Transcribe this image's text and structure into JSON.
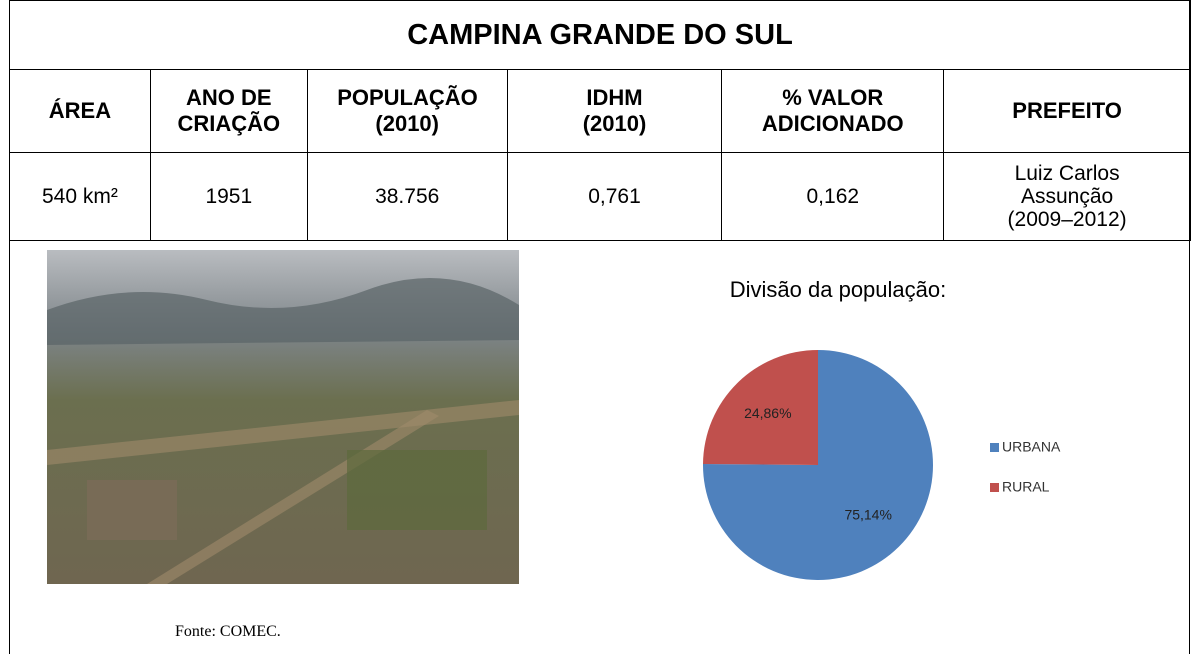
{
  "table": {
    "title": "CAMPINA GRANDE DO SUL",
    "headers": [
      "ÁREA",
      "ANO DE CRIAÇÃO",
      "POPULAÇÃO (2010)",
      "IDHM (2010)",
      "% VALOR ADICIONADO",
      "PREFEITO"
    ],
    "row": [
      "540 km²",
      "1951",
      "38.756",
      "0,761",
      "0,162",
      "Luiz Carlos Assunção (2009–2012)"
    ]
  },
  "photo_caption": "Fonte: COMEC.",
  "chart_data": {
    "type": "pie",
    "title": "Divisão da população:",
    "categories": [
      "URBANA",
      "RURAL"
    ],
    "values": [
      75.14,
      24.86
    ],
    "value_labels": [
      "75,14%",
      "24,86%"
    ],
    "colors": [
      "#4f81bd",
      "#c0504d"
    ]
  }
}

Problem
Transcribe all of the entries word for word, but skip any pictures they contain.

Written reply
Transcribe this image's text and structure into JSON.
{
  "table": {
    "title": "CAMPINA GRANDE DO SUL",
    "headers": [
      "ÁREA",
      "ANO DE CRIAÇÃO",
      "POPULAÇÃO (2010)",
      "IDHM (2010)",
      "% VALOR ADICIONADO",
      "PREFEITO"
    ],
    "row": [
      "540 km²",
      "1951",
      "38.756",
      "0,761",
      "0,162",
      "Luiz Carlos Assunção (2009–2012)"
    ]
  },
  "photo_caption": "Fonte: COMEC.",
  "chart_data": {
    "type": "pie",
    "title": "Divisão da população:",
    "categories": [
      "URBANA",
      "RURAL"
    ],
    "values": [
      75.14,
      24.86
    ],
    "value_labels": [
      "75,14%",
      "24,86%"
    ],
    "colors": [
      "#4f81bd",
      "#c0504d"
    ]
  }
}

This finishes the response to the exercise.